**GIVEN TASK:**
Take each line that has the word "служащих" and return it.

**DATASET:**

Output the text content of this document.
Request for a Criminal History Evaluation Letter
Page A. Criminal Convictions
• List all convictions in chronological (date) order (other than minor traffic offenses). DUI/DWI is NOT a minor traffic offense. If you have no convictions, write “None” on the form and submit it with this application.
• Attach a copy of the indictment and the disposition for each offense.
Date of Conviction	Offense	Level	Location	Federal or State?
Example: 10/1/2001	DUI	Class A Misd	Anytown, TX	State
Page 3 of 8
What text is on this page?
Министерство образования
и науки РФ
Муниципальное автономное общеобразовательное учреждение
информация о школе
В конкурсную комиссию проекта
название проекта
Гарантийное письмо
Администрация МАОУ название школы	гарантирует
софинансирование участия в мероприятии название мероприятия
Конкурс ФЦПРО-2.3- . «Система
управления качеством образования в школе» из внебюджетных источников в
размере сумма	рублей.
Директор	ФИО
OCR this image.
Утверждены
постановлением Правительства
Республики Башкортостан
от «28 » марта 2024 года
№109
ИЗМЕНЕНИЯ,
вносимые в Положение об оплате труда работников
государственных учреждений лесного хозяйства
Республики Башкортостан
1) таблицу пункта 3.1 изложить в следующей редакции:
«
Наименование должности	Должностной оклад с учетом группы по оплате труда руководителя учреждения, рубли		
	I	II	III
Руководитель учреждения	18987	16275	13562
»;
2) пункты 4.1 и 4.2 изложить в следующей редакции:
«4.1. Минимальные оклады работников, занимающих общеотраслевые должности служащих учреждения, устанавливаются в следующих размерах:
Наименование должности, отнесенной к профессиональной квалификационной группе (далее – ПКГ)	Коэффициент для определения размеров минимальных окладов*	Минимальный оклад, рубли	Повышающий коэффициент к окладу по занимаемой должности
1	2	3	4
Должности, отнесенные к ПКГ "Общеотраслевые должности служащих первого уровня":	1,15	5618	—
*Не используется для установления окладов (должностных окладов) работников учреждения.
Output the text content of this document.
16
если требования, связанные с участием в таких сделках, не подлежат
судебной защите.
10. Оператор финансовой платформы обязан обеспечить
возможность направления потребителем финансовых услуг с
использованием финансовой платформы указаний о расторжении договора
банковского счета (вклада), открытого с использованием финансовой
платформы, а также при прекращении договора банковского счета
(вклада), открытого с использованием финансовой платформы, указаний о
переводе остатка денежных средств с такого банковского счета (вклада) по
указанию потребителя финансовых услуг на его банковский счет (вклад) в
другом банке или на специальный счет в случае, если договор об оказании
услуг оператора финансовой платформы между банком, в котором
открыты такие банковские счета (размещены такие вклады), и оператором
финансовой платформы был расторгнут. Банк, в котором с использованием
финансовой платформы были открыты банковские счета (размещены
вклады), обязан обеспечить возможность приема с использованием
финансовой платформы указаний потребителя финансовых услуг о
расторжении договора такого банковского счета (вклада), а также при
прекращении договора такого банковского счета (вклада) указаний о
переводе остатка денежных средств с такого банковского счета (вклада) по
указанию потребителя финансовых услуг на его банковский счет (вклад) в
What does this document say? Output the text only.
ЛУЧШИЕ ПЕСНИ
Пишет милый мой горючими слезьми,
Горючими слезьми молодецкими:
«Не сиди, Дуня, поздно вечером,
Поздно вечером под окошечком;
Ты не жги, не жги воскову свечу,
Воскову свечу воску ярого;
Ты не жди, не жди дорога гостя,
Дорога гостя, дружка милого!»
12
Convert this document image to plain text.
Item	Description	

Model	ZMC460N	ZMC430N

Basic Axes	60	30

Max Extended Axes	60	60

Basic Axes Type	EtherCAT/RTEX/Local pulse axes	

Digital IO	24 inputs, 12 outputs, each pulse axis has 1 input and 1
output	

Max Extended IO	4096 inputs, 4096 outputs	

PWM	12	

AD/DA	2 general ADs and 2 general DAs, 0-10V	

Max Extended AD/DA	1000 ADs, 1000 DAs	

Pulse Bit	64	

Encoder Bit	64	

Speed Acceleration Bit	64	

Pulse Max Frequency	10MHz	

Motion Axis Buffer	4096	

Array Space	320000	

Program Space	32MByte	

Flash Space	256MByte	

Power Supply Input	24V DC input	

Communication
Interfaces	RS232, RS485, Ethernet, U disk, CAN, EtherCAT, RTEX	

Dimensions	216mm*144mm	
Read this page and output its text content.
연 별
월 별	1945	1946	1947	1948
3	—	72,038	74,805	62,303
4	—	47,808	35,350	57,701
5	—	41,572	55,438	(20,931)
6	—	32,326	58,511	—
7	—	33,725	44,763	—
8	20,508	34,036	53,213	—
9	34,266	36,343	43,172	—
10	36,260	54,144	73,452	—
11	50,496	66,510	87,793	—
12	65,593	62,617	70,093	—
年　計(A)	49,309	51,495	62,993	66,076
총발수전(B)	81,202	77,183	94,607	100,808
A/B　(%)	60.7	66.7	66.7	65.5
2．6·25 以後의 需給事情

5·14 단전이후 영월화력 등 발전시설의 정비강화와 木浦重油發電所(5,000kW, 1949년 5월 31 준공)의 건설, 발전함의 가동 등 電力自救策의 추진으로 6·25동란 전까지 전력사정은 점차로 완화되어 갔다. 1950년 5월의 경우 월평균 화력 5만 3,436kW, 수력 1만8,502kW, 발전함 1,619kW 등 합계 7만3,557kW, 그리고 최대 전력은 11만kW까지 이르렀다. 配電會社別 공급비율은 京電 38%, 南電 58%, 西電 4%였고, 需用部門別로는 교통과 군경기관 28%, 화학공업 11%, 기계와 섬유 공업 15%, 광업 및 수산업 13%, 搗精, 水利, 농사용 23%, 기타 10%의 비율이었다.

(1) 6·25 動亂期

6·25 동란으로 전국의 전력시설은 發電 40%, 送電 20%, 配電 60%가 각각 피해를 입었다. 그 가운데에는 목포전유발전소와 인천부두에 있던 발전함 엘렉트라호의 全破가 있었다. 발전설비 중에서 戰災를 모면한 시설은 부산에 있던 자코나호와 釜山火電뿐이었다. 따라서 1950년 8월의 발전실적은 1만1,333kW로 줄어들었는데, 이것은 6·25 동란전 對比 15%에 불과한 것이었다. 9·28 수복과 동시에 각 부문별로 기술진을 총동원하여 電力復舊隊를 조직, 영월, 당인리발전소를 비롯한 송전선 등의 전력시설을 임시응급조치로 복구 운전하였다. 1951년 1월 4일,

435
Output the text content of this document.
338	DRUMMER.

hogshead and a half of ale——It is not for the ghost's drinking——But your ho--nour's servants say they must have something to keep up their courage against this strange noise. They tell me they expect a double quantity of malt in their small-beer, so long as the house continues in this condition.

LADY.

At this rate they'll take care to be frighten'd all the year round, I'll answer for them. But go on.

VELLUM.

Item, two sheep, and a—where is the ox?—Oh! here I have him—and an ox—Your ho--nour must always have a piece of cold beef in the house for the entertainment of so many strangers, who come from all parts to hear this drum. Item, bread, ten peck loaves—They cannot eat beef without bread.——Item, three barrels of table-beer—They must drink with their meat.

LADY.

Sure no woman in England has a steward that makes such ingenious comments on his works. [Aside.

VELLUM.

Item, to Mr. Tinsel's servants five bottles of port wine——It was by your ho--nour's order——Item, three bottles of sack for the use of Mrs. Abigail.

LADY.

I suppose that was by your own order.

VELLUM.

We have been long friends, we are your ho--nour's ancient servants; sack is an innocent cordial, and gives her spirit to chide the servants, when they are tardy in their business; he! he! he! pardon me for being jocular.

**TASK OUTPUT:**
«4.1. Минимальные оклады работников, занимающих общеотраслевые должности служащих учреждения, устанавливаются в следующих размерах:
Должности, отнесенные к ПКГ "Общеотраслевые должности служащих первого уровня":	1,15	5618	—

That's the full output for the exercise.